### TASK TO CARRY OUT
Change "Ready to pair" to "Connected" wherever it occurs in the lines below, and reproduce them with nothing else altered. Omit the pictures from your answer.

Saved entries:
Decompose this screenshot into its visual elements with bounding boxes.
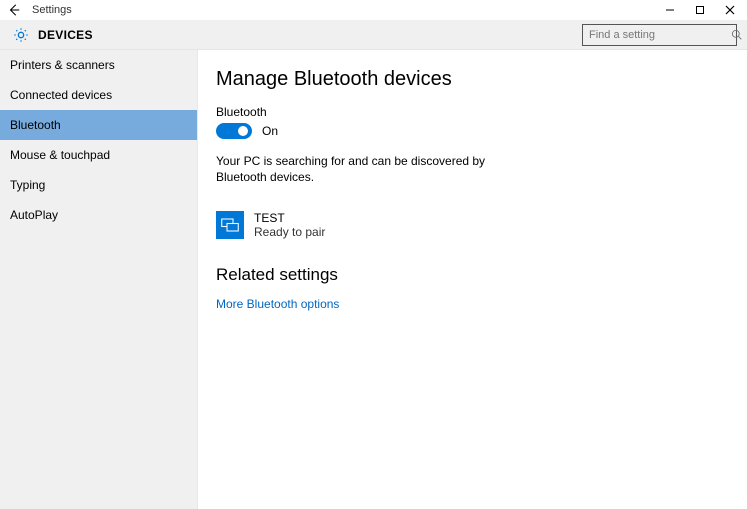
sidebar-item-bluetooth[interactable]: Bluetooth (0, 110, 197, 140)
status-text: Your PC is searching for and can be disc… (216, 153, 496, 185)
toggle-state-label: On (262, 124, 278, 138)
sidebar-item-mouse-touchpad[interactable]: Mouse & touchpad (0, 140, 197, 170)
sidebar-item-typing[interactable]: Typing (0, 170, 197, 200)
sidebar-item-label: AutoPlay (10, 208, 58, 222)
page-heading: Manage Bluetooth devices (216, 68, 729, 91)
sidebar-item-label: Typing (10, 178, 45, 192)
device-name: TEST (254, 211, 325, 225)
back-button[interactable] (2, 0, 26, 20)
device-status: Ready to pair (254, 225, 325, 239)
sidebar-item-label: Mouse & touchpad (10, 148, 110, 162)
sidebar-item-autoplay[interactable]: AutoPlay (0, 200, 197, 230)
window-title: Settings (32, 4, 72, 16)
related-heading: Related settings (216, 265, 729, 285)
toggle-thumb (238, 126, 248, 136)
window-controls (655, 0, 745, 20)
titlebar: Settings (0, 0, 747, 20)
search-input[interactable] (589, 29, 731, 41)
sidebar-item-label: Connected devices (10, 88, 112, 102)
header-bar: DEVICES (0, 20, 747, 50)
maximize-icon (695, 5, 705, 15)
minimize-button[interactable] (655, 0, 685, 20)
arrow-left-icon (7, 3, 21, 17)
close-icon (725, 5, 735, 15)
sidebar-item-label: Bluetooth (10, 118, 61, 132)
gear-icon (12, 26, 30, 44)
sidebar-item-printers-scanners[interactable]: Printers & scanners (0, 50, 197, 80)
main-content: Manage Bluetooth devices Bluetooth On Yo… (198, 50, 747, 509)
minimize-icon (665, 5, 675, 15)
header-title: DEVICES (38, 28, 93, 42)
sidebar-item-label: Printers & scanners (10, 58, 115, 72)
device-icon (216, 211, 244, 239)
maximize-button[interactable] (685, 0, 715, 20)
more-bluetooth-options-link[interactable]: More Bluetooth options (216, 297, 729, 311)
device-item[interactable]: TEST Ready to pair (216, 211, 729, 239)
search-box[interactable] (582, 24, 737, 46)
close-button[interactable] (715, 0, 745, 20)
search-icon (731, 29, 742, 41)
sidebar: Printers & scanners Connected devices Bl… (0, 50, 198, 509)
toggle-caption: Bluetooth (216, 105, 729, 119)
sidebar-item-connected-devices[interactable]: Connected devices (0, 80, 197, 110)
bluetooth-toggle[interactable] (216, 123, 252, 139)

### RESULT OF THE EXERCISE
Decompose this screenshot into its visual elements with bounding boxes.
sidebar-item-bluetooth[interactable]: Bluetooth (0, 110, 197, 140)
status-text: Your PC is searching for and can be disc… (216, 153, 496, 185)
toggle-state-label: On (262, 124, 278, 138)
sidebar-item-mouse-touchpad[interactable]: Mouse & touchpad (0, 140, 197, 170)
sidebar-item-typing[interactable]: Typing (0, 170, 197, 200)
sidebar-item-label: AutoPlay (10, 208, 58, 222)
page-heading: Manage Bluetooth devices (216, 68, 729, 91)
sidebar-item-label: Typing (10, 178, 45, 192)
device-name: TEST (254, 211, 325, 225)
back-button[interactable] (2, 0, 26, 20)
device-status: Connected (254, 225, 325, 239)
sidebar-item-label: Mouse & touchpad (10, 148, 110, 162)
sidebar-item-autoplay[interactable]: AutoPlay (0, 200, 197, 230)
window-title: Settings (32, 4, 72, 16)
related-heading: Related settings (216, 265, 729, 285)
toggle-thumb (238, 126, 248, 136)
window-controls (655, 0, 745, 20)
titlebar: Settings (0, 0, 747, 20)
search-input[interactable] (589, 29, 731, 41)
sidebar-item-label: Connected devices (10, 88, 112, 102)
header-bar: DEVICES (0, 20, 747, 50)
maximize-icon (695, 5, 705, 15)
minimize-button[interactable] (655, 0, 685, 20)
arrow-left-icon (7, 3, 21, 17)
close-icon (725, 5, 735, 15)
sidebar-item-label: Bluetooth (10, 118, 61, 132)
gear-icon (12, 26, 30, 44)
sidebar-item-printers-scanners[interactable]: Printers & scanners (0, 50, 197, 80)
main-content: Manage Bluetooth devices Bluetooth On Yo… (198, 50, 747, 509)
minimize-icon (665, 5, 675, 15)
header-title: DEVICES (38, 28, 93, 42)
sidebar-item-label: Printers & scanners (10, 58, 115, 72)
device-icon (216, 211, 244, 239)
maximize-button[interactable] (685, 0, 715, 20)
more-bluetooth-options-link[interactable]: More Bluetooth options (216, 297, 729, 311)
device-item[interactable]: TEST Connected (216, 211, 729, 239)
search-box[interactable] (582, 24, 737, 46)
close-button[interactable] (715, 0, 745, 20)
search-icon (731, 29, 742, 41)
sidebar: Printers & scanners Connected devices Bl… (0, 50, 198, 509)
toggle-caption: Bluetooth (216, 105, 729, 119)
sidebar-item-connected-devices[interactable]: Connected devices (0, 80, 197, 110)
bluetooth-toggle[interactable] (216, 123, 252, 139)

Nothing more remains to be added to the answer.